┌────────
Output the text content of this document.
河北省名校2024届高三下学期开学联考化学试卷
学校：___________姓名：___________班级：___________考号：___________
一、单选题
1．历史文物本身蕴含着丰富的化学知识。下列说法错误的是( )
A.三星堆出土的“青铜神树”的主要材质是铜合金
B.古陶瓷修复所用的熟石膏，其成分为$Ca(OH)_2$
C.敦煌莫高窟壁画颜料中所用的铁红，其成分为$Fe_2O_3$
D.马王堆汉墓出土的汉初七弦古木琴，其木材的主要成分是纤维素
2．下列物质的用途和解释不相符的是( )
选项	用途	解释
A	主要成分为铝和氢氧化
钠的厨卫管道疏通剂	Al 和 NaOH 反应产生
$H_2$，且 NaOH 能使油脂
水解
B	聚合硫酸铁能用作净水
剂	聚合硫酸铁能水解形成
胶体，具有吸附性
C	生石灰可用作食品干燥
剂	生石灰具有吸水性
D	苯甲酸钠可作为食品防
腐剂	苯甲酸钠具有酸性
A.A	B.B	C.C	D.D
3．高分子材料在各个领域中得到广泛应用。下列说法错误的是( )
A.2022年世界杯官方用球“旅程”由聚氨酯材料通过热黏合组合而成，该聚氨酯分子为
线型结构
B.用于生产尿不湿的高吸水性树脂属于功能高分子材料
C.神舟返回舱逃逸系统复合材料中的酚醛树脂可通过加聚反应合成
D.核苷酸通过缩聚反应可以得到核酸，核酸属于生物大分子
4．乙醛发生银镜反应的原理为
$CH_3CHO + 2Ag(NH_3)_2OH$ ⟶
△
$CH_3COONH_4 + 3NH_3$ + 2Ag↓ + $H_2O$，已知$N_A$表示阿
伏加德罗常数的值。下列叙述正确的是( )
└────────
• **Description of the task**: Extract all lines from the material above that include the word "下列说法错误的是".

• **Exercise solution**:
1．历史文物本身蕴含着丰富的化学知识。下列说法错误的是( )
3．高分子材料在各个领域中得到广泛应用。下列说法错误的是( )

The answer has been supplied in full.